==== RECORDS FOR THIS TASK
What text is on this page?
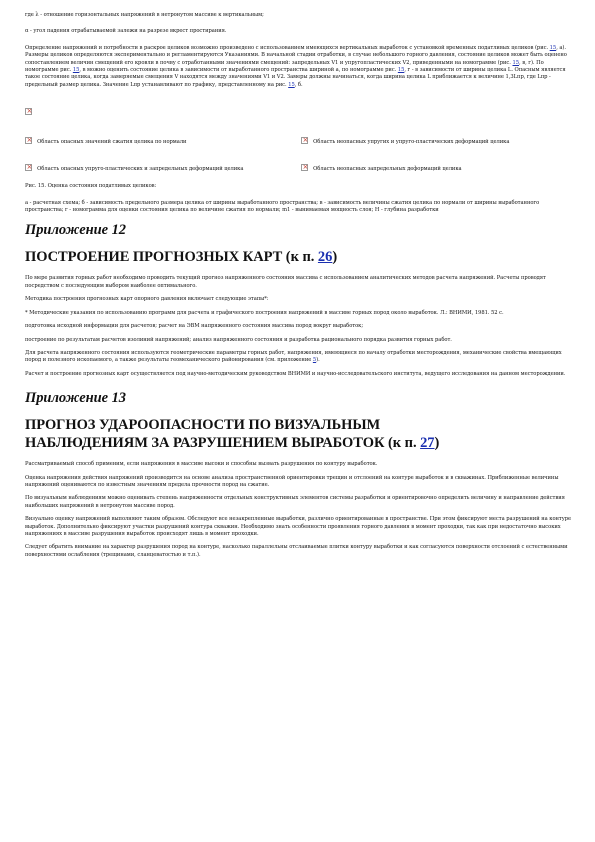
где λ - отношение горизонтальных напряжений в нетронутом массиве к вертикальным;

α - угол падения отрабатываемой залежи на разрезе вкрест простирания.

Определение напряжений и потребности в раскрое целиков возможно произведено с использованием имеющихся вертикальных выработок с установкой временных податливых целиков (рис. 15, а). Размеры целиков определяются экспериментально и регламентируются Указаниями. В начальной стадии отработки, в случае небольшого горного давления, состояние целиков может быть оценено сопоставлением величин смещений его кровли в почву с отработанными значениями смещений: запредельных V1 и упругопластических V2, приведенными на номограмме (рис. 15, в, г). По номограмме рис. 15, в можно оценить состояние целика в зависимости от выработанного пространства шириной а, по номограмме рис. 15, г - в зависимости от ширины целика L. Опасным является такое состояние целика, когда замеряемые смещения V находятся между значениями V1 и V2. Замеры должны начинаться, когда ширина целика L приближается к величине 1,3Lпр, где Lпр - предельный размер целика. Значение Lпр устанавливают по графику, представленному на рис. 15, б.

×
×

Область опасных значений сжатия целика по нормали ×	Область неопасных упругих и упруго-пластических деформаций целика

×

Область опасных упруго-пластических и запредельных деформаций целика ×	Область неопасных запредельных деформаций целика

Рис. 15. Оценка состояния податливых целиков:

а - расчетная схема; б - зависимость предельного размера целика от ширины выработанного пространства; в - зависимость величины сжатия целика по нормали от ширины выработанного пространства; г - номограмма для оценки состояния целика по величине сжатия по нормали; m1 - вынимаемая мощность слоя; H - глубина разработки

Приложение 12

ПОСТРОЕНИЕ ПРОГНОЗНЫХ КАРТ (к п. 26)

По мере развития горных работ необходимо проводить текущий прогноз напряженного состояния массива с использованием аналитических методов расчета напряжений. Расчеты проводят посредством с последующим выбором наиболее оптимального.

Методика построения прогнозных карт опорного давления включает следующие этапы*:

* Методические указания по использованию программ для расчета и графического построения напряжений в массиве горных пород около выработок. Л.: ВНИМИ, 1981. 52 с.

подготовка исходной информации для расчетов; расчет на ЭВМ напряженного состояния массива пород вокруг выработок;

построение по результатам расчетов изолиний напряжений; анализ напряженного состояния и разработка рационального порядка развития горных работ.

Для расчета напряженного состояния используются геометрические параметры горных работ, напряжения, имеющиеся по началу отработки месторождения, механические свойства вмещающих пород и полезного ископаемого, а также результаты геомеханического районирования (см. приложение 5).

Расчет и построение прогнозных карт осуществляется под научно-методическим руководством ВНИМИ и научно-исследовательского института, ведущего исследования на данном месторождении.

Приложение 13

ПРОГНОЗ УДАРООПАСНОСТИ ПО ВИЗУАЛЬНЫМ
НАБЛЮДЕНИЯМ ЗА РАЗРУШЕНИЕМ ВЫРАБОТОК (к п. 27)

Рассматриваемый способ применим, если напряжения в массиве высоки и способны вызвать разрушения по контуру выработок.

Оценка напряжения действия напряжений производится на основе анализа пространственной ориентировки трещин и отслоений на контуре выработок и в скважинах. Приближенные величины напряжений оцениваются по известным значениям предела прочности пород на сжатие.

По визуальным наблюдениям можно оценивать степень напряженности отдельных конструктивных элементов системы разработки и ориентировочно определить величину и направление действия наибольших напряжений в нетронутом массиве пород.

Визуально оценку напряжений выполняют таким образом. Обследуют все незакрепленные выработки, различно ориентированные в пространстве. При этом фиксируют места разрушений на контуре выработок. Дополнительно фиксируют участки разрушений контура скважин. Необходимо знать особенности проявления горного давления в момент проходки, так как при недостаточно высоких напряжениях в массиве разрушения выработок происходят лишь в момент проходки.

Следует обратить внимание на характер разрушения пород на контуре, насколько параллельны отслаиваемые плитки контуру выработки и как согласуются поверхности отслоений с естественными поверхностями ослабления (трещинами, сланцеватостью и т.п.).
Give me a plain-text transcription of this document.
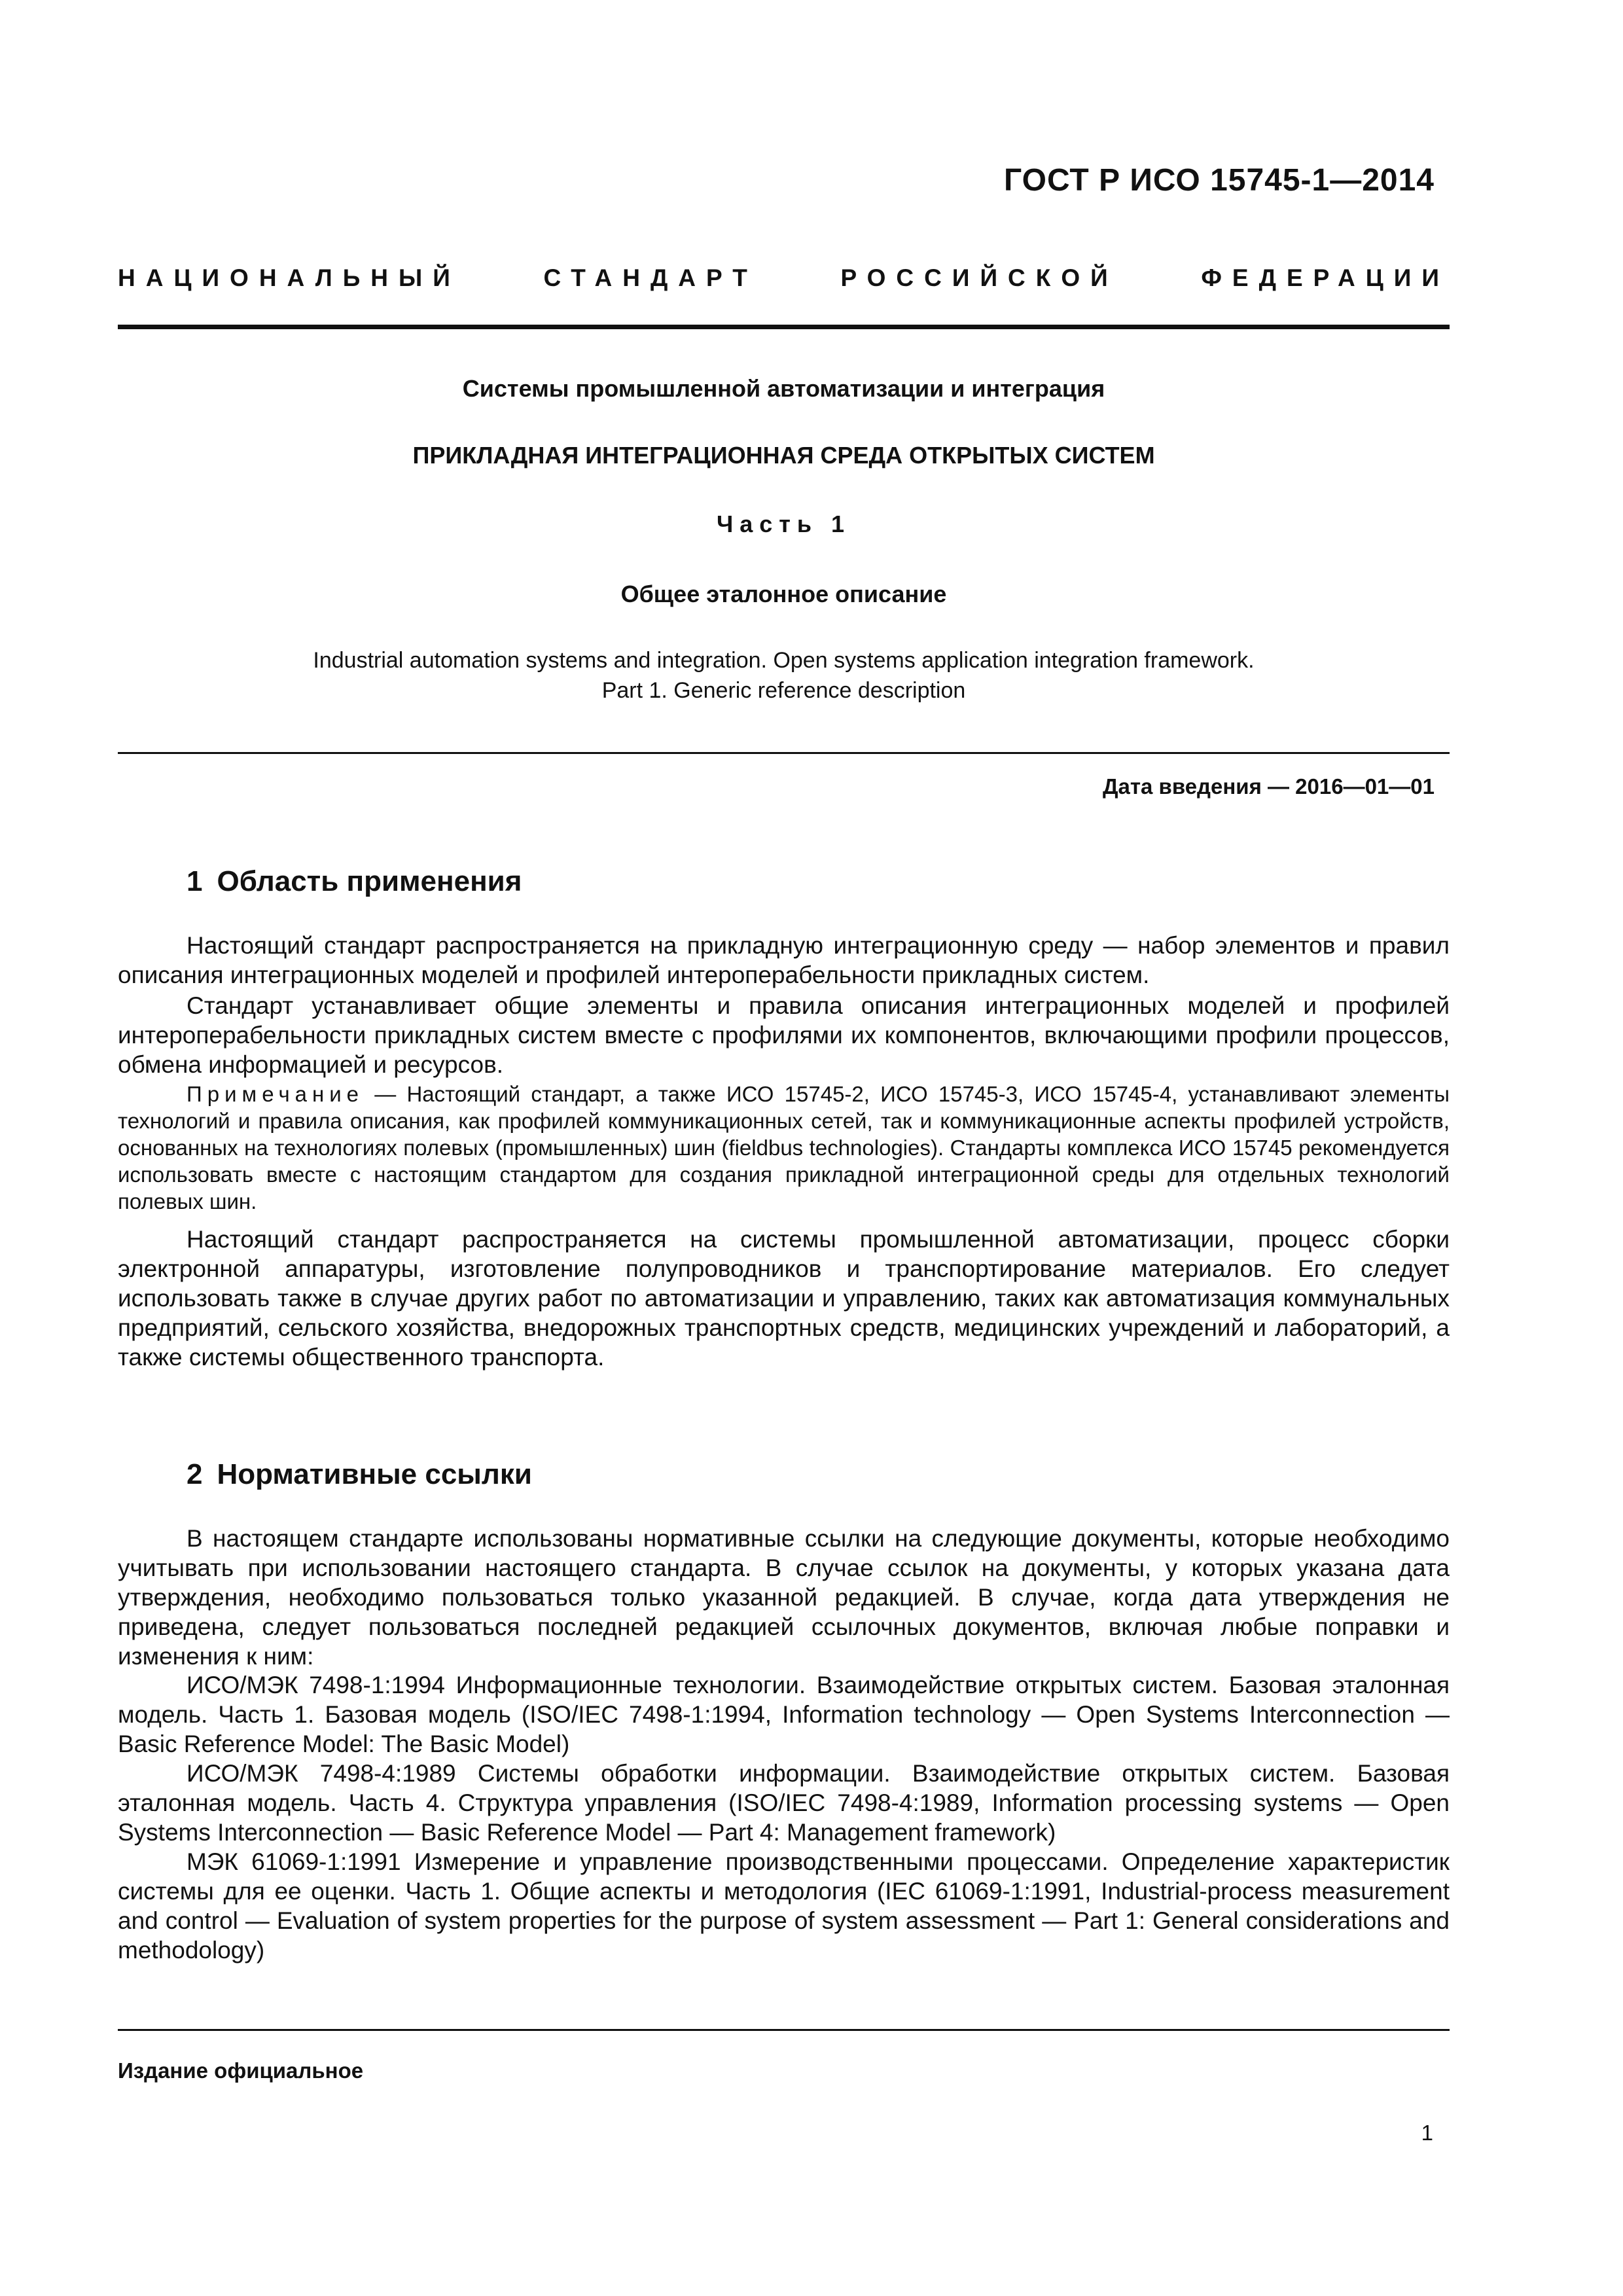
ГОСТ Р ИСО 15745-1—2014
НАЦИОНАЛЬНЫЙ	СТАНДАРТ	РОССИЙСКОЙ	ФЕДЕРАЦИИ
Системы промышленной автоматизации и интеграция
ПРИКЛАДНАЯ ИНТЕГРАЦИОННАЯ СРЕДА ОТКРЫТЫХ СИСТЕМ
Часть 1
Общее эталонное описание
Industrial automation systems and integration. Open systems application integration framework.
Part 1. Generic reference description
Дата введения — 2016—01—01
1 Область применения
Настоящий стандарт распространяется на прикладную интеграционную среду — набор элементов и правил описания интеграционных моделей и профилей интероперабельности прикладных систем.
Стандарт устанавливает общие элементы и правила описания интеграционных моделей и профилей интероперабельности прикладных систем вместе с профилями их компонентов, включающими профили процессов, обмена информацией и ресурсов.
Примечание — Настоящий стандарт, а также ИСО 15745-2, ИСО 15745-3, ИСО 15745-4, устанавливают элементы технологий и правила описания, как профилей коммуникационных сетей, так и коммуникационные аспекты профилей устройств, основанных на технологиях полевых (промышленных) шин (fieldbus technologies). Стандарты комплекса ИСО 15745 рекомендуется использовать вместе с настоящим стандартом для создания прикладной интеграционной среды для отдельных технологий полевых шин.
Настоящий стандарт распространяется на системы промышленной автоматизации, процесс сборки электронной аппаратуры, изготовление полупроводников и транспортирование материалов. Его следует использовать также в случае других работ по автоматизации и управлению, таких как автоматизация коммунальных предприятий, сельского хозяйства, внедорожных транспортных средств, медицинских учреждений и лабораторий, а также системы общественного транспорта.
2 Нормативные ссылки
В настоящем стандарте использованы нормативные ссылки на следующие документы, которые необходимо учитывать при использовании настоящего стандарта. В случае ссылок на документы, у которых указана дата утверждения, необходимо пользоваться только указанной редакцией. В случае, когда дата утверждения не приведена, следует пользоваться последней редакцией ссылочных документов, включая любые поправки и изменения к ним:
ИСО/МЭК 7498-1:1994 Информационные технологии. Взаимодействие открытых систем. Базовая эталонная модель. Часть 1. Базовая модель (ISO/IEC 7498-1:1994, Information technology — Open Systems Interconnection — Basic Reference Model: The Basic Model)
ИСО/МЭК 7498-4:1989 Системы обработки информации. Взаимодействие открытых систем. Базовая эталонная модель. Часть 4. Структура управления (ISO/IEC 7498-4:1989, Information processing systems — Open Systems Interconnection — Basic Reference Model — Part 4: Management framework)
МЭК 61069-1:1991 Измерение и управление производственными процессами. Определение характеристик системы для ее оценки. Часть 1. Общие аспекты и методология (IEC 61069-1:1991, Industrial-process measurement and control — Evaluation of system properties for the purpose of system assessment — Part 1: General considerations and methodology)
Издание официальное
1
========
REQUIREMENT: Please set down each line of the data above exactly as written, without the pictures.

EXERCISE SOLUTION:
What text is on this page?
где λ - отношение горизонтальных напряжений в нетронутом массиве к вертикальным;

α - угол падения отрабатываемой залежи на разрезе вкрест простирания.

Определение напряжений и потребности в раскрое целиков возможно произведено с использованием имеющихся вертикальных выработок с установкой временных податливых целиков (рис. 15, а). Размеры целиков определяются экспериментально и регламентируются Указаниями. В начальной стадии отработки, в случае небольшого горного давления, состояние целиков может быть оценено сопоставлением величин смещений его кровли в почву с отработанными значениями смещений: запредельных V1 и упругопластических V2, приведенными на номограмме (рис. 15, в, г). По номограмме рис. 15, в можно оценить состояние целика в зависимости от выработанного пространства шириной а, по номограмме рис. 15, г - в зависимости от ширины целика L. Опасным является такое состояние целика, когда замеряемые смещения V находятся между значениями V1 и V2. Замеры должны начинаться, когда ширина целика L приближается к величине 1,3Lпр, где Lпр - предельный размер целика. Значение Lпр устанавливают по графику, представленному на рис. 15, б.

×
×

Область опасных значений сжатия целика по нормали ×	Область неопасных упругих и упруго-пластических деформаций целика

×

Область опасных упруго-пластических и запредельных деформаций целика ×	Область неопасных запредельных деформаций целика

Рис. 15. Оценка состояния податливых целиков:

а - расчетная схема; б - зависимость предельного размера целика от ширины выработанного пространства; в - зависимость величины сжатия целика по нормали от ширины выработанного пространства; г - номограмма для оценки состояния целика по величине сжатия по нормали; m1 - вынимаемая мощность слоя; H - глубина разработки

Приложение 12

ПОСТРОЕНИЕ ПРОГНОЗНЫХ КАРТ (к п. 26)

По мере развития горных работ необходимо проводить текущий прогноз напряженного состояния массива с использованием аналитических методов расчета напряжений. Расчеты проводят посредством с последующим выбором наиболее оптимального.

Методика построения прогнозных карт опорного давления включает следующие этапы*:

* Методические указания по использованию программ для расчета и графического построения напряжений в массиве горных пород около выработок. Л.: ВНИМИ, 1981. 52 с.

подготовка исходной информации для расчетов; расчет на ЭВМ напряженного состояния массива пород вокруг выработок;

построение по результатам расчетов изолиний напряжений; анализ напряженного состояния и разработка рационального порядка развития горных работ.

Для расчета напряженного состояния используются геометрические параметры горных работ, напряжения, имеющиеся по началу отработки месторождения, механические свойства вмещающих пород и полезного ископаемого, а также результаты геомеханического районирования (см. приложение 5).

Расчет и построение прогнозных карт осуществляется под научно-методическим руководством ВНИМИ и научно-исследовательского института, ведущего исследования на данном месторождении.

Приложение 13

ПРОГНОЗ УДАРООПАСНОСТИ ПО ВИЗУАЛЬНЫМ
НАБЛЮДЕНИЯМ ЗА РАЗРУШЕНИЕМ ВЫРАБОТОК (к п. 27)

Рассматриваемый способ применим, если напряжения в массиве высоки и способны вызвать разрушения по контуру выработок.

Оценка напряжения действия напряжений производится на основе анализа пространственной ориентировки трещин и отслоений на контуре выработок и в скважинах. Приближенные величины напряжений оцениваются по известным значениям предела прочности пород на сжатие.

По визуальным наблюдениям можно оценивать степень напряженности отдельных конструктивных элементов системы разработки и ориентировочно определить величину и направление действия наибольших напряжений в нетронутом массиве пород.

Визуально оценку напряжений выполняют таким образом. Обследуют все незакрепленные выработки, различно ориентированные в пространстве. При этом фиксируют места разрушений на контуре выработок. Дополнительно фиксируют участки разрушений контура скважин. Необходимо знать особенности проявления горного давления в момент проходки, так как при недостаточно высоких напряжениях в массиве разрушения выработок происходят лишь в момент проходки.

Следует обратить внимание на характер разрушения пород на контуре, насколько параллельны отслаиваемые плитки контуру выработки и как согласуются поверхности отслоений с естественными поверхностями ослабления (трещинами, сланцеватостью и т.п.).
Give me a plain-text transcription of this document.
ГОСТ Р ИСО 15745-1—2014
НАЦИОНАЛЬНЫЙ	СТАНДАРТ	РОССИЙСКОЙ	ФЕДЕРАЦИИ
Системы промышленной автоматизации и интеграция
ПРИКЛАДНАЯ ИНТЕГРАЦИОННАЯ СРЕДА ОТКРЫТЫХ СИСТЕМ
Часть 1
Общее эталонное описание
Industrial automation systems and integration. Open systems application integration framework.
Part 1. Generic reference description
Дата введения — 2016—01—01
1 Область применения
Настоящий стандарт распространяется на прикладную интеграционную среду — набор элементов и правил описания интеграционных моделей и профилей интероперабельности прикладных систем.
Стандарт устанавливает общие элементы и правила описания интеграционных моделей и профилей интероперабельности прикладных систем вместе с профилями их компонентов, включающими профили процессов, обмена информацией и ресурсов.
Примечание — Настоящий стандарт, а также ИСО 15745-2, ИСО 15745-3, ИСО 15745-4, устанавливают элементы технологий и правила описания, как профилей коммуникационных сетей, так и коммуникационные аспекты профилей устройств, основанных на технологиях полевых (промышленных) шин (fieldbus technologies). Стандарты комплекса ИСО 15745 рекомендуется использовать вместе с настоящим стандартом для создания прикладной интеграционной среды для отдельных технологий полевых шин.
Настоящий стандарт распространяется на системы промышленной автоматизации, процесс сборки электронной аппаратуры, изготовление полупроводников и транспортирование материалов. Его следует использовать также в случае других работ по автоматизации и управлению, таких как автоматизация коммунальных предприятий, сельского хозяйства, внедорожных транспортных средств, медицинских учреждений и лабораторий, а также системы общественного транспорта.
2 Нормативные ссылки
В настоящем стандарте использованы нормативные ссылки на следующие документы, которые необходимо учитывать при использовании настоящего стандарта. В случае ссылок на документы, у которых указана дата утверждения, необходимо пользоваться только указанной редакцией. В случае, когда дата утверждения не приведена, следует пользоваться последней редакцией ссылочных документов, включая любые поправки и изменения к ним:
ИСО/МЭК 7498-1:1994 Информационные технологии. Взаимодействие открытых систем. Базовая эталонная модель. Часть 1. Базовая модель (ISO/IEC 7498-1:1994, Information technology — Open Systems Interconnection — Basic Reference Model: The Basic Model)
ИСО/МЭК 7498-4:1989 Системы обработки информации. Взаимодействие открытых систем. Базовая эталонная модель. Часть 4. Структура управления (ISO/IEC 7498-4:1989, Information processing systems — Open Systems Interconnection — Basic Reference Model — Part 4: Management framework)
МЭК 61069-1:1991 Измерение и управление производственными процессами. Определение характеристик системы для ее оценки. Часть 1. Общие аспекты и методология (IEC 61069-1:1991, Industrial-process measurement and control — Evaluation of system properties for the purpose of system assessment — Part 1: General considerations and methodology)
Издание официальное
1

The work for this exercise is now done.